■ **Required work**
Working from the line that contains "Convert this screenshot" down to the last line below, repeat each line exactly.
↓↓↓
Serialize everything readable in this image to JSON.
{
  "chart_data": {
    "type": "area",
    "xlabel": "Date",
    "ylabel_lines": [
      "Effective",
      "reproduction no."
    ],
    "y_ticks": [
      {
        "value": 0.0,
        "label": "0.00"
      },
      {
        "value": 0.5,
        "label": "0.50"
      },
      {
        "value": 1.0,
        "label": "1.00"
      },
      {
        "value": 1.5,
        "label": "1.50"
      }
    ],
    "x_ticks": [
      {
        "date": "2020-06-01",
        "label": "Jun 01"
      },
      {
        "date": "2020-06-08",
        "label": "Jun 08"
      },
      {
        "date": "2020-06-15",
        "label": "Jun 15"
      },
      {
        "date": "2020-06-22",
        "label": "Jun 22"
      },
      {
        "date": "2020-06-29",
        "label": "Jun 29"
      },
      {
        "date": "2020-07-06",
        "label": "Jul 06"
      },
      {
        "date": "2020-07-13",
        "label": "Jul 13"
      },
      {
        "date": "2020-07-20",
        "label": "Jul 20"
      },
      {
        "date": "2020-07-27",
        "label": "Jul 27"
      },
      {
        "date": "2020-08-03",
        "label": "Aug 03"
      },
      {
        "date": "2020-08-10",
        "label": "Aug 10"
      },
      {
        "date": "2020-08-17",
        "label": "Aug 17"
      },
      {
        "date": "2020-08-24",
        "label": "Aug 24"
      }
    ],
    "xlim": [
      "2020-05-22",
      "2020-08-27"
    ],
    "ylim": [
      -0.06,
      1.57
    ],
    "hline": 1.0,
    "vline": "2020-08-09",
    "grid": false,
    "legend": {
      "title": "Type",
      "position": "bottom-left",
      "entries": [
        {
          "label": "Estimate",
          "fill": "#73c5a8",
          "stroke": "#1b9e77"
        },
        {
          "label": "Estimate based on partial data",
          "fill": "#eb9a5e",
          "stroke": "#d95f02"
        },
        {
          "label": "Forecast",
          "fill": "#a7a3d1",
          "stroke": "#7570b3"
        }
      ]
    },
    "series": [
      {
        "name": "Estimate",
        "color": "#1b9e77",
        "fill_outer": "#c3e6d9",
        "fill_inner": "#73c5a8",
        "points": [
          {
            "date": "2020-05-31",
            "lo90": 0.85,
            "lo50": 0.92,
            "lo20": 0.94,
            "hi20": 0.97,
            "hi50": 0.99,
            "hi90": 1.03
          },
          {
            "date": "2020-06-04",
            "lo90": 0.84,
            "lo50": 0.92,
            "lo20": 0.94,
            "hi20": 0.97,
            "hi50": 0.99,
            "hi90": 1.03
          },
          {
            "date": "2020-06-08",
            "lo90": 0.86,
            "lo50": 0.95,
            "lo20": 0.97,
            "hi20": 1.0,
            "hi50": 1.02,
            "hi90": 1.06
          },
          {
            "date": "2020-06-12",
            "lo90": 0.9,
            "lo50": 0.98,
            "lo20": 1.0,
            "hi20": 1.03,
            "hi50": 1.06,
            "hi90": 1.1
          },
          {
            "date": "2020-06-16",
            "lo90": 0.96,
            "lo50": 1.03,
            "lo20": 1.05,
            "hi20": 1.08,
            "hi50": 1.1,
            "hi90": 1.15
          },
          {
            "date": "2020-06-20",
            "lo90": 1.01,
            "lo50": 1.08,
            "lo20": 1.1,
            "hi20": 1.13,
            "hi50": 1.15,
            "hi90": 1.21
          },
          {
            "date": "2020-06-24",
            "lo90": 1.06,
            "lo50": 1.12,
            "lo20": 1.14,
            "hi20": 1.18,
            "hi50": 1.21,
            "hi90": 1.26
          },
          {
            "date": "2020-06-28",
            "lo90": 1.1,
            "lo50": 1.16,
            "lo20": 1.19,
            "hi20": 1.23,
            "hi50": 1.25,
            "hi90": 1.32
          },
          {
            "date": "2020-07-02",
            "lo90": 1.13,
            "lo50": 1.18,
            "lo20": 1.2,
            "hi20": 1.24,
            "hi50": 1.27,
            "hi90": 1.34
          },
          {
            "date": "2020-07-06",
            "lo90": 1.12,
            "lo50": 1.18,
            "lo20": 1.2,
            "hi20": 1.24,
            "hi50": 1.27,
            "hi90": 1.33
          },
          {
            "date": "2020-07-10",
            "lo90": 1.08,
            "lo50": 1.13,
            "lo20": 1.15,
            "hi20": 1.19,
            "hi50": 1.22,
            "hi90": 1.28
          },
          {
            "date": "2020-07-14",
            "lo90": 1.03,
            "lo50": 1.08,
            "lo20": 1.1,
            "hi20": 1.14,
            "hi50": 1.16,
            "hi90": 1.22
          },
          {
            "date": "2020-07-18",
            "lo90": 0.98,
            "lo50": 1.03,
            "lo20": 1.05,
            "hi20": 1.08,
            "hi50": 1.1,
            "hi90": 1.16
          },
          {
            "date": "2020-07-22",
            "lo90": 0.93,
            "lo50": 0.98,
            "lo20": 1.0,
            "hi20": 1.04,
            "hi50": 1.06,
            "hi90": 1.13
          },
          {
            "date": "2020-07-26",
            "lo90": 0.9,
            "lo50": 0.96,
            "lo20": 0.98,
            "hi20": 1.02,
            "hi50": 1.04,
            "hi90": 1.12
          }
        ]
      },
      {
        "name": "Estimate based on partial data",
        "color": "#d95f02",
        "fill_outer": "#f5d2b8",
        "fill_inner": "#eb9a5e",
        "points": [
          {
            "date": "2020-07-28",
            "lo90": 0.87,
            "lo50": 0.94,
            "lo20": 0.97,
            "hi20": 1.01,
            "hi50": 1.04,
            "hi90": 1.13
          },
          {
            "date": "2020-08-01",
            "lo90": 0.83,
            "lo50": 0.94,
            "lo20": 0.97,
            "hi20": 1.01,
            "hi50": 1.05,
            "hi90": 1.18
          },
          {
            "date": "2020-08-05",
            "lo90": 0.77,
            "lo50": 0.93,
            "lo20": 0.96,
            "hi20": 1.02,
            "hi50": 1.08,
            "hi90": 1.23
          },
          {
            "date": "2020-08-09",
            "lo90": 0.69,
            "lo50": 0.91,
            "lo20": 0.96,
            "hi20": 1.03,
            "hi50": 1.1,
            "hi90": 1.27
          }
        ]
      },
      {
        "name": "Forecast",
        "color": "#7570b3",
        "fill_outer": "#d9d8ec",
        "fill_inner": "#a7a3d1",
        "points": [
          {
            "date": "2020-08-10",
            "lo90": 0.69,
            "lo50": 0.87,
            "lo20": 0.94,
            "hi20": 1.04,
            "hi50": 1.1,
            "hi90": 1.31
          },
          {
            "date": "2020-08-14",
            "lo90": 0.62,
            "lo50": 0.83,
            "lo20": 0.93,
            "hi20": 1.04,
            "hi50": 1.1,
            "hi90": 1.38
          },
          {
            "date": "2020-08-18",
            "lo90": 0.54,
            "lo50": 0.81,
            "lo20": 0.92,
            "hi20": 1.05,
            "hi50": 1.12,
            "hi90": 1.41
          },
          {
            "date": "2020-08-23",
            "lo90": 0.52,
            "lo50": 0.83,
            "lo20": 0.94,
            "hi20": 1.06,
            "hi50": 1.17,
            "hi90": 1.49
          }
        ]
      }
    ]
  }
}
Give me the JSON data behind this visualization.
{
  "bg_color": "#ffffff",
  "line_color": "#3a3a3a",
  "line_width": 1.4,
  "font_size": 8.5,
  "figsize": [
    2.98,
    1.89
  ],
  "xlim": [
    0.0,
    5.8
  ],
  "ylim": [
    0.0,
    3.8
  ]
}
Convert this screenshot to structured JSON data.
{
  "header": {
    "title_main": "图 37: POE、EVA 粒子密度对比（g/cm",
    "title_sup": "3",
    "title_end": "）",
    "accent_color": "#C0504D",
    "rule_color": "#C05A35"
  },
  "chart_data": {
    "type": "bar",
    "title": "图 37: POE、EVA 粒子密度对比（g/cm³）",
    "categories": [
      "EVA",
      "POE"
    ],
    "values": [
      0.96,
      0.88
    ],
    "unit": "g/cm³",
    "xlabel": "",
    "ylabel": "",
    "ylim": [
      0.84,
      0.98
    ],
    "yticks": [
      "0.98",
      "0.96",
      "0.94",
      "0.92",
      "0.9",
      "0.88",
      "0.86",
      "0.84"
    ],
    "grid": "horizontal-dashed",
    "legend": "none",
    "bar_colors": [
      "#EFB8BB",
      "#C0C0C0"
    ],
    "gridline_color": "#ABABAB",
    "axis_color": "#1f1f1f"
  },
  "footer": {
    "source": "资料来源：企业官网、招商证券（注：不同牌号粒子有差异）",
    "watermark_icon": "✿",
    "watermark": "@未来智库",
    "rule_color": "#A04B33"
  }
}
↑↑↑
■ **Expected answer**
Convert this screenshot to structured JSON data.
{
  "header": {
    "title_main": "图 37: POE、EVA 粒子密度对比（g/cm",
    "title_sup": "3",
    "title_end": "）",
    "accent_color": "#C0504D",
    "rule_color": "#C05A35"
  },
  "chart_data": {
    "type": "bar",
    "title": "图 37: POE、EVA 粒子密度对比（g/cm³）",
    "categories": [
      "EVA",
      "POE"
    ],
    "values": [
      0.96,
      0.88
    ],
    "unit": "g/cm³",
    "xlabel": "",
    "ylabel": "",
    "ylim": [
      0.84,
      0.98
    ],
    "yticks": [
      "0.98",
      "0.96",
      "0.94",
      "0.92",
      "0.9",
      "0.88",
      "0.86",
      "0.84"
    ],
    "grid": "horizontal-dashed",
    "legend": "none",
    "bar_colors": [
      "#EFB8BB",
      "#C0C0C0"
    ],
    "gridline_color": "#ABABAB",
    "axis_color": "#1f1f1f"
  },
  "footer": {
    "source": "资料来源：企业官网、招商证券（注：不同牌号粒子有差异）",
    "watermark_icon": "✿",
    "watermark": "@未来智库",
    "rule_color": "#A04B33"
  }
}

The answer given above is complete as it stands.